:: THE TASK ::
Provide the number of lines where the word "είναι" occurs, and no other text.

** START DATA SHOWN **

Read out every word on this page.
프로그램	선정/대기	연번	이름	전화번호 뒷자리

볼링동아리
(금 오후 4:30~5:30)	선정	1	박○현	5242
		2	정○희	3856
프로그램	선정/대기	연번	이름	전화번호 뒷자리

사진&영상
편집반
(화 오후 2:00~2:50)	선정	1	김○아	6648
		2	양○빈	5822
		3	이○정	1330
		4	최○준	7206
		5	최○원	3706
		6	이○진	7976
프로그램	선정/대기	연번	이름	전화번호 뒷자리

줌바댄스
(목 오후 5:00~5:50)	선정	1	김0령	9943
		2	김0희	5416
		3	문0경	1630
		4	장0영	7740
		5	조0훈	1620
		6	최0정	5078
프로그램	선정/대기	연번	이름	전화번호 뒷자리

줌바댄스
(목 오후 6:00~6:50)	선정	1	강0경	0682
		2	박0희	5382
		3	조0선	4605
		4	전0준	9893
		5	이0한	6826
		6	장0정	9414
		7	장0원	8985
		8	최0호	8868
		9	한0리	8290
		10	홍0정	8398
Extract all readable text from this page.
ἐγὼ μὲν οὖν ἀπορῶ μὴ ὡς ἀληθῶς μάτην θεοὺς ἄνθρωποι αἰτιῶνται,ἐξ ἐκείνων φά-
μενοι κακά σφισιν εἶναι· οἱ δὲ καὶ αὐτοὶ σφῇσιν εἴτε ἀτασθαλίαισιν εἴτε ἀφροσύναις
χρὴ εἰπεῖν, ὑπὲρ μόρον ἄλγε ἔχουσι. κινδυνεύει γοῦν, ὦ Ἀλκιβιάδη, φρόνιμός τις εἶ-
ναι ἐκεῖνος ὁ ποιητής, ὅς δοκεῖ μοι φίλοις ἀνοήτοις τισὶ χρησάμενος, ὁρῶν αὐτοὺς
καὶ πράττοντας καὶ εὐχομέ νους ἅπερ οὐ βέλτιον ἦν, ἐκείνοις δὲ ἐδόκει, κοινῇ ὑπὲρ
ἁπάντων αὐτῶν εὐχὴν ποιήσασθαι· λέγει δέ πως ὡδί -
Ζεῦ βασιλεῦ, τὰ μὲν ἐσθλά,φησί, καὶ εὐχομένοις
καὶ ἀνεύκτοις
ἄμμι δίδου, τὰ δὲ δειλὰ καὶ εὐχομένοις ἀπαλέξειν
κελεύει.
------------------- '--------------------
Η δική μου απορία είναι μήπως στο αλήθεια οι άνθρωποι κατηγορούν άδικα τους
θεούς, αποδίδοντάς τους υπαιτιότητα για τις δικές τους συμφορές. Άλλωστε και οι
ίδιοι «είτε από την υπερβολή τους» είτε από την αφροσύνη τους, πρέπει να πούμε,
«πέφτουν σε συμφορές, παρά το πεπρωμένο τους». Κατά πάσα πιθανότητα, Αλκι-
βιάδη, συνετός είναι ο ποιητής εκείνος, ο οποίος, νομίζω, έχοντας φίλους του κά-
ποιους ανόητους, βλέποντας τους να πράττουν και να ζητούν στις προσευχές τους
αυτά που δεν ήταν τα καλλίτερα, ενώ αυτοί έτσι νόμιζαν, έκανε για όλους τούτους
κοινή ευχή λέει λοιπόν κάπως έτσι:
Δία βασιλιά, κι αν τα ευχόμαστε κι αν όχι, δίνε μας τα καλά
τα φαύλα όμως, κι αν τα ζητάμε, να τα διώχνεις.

** END DATA SHOWN **

:: REPLY ::
2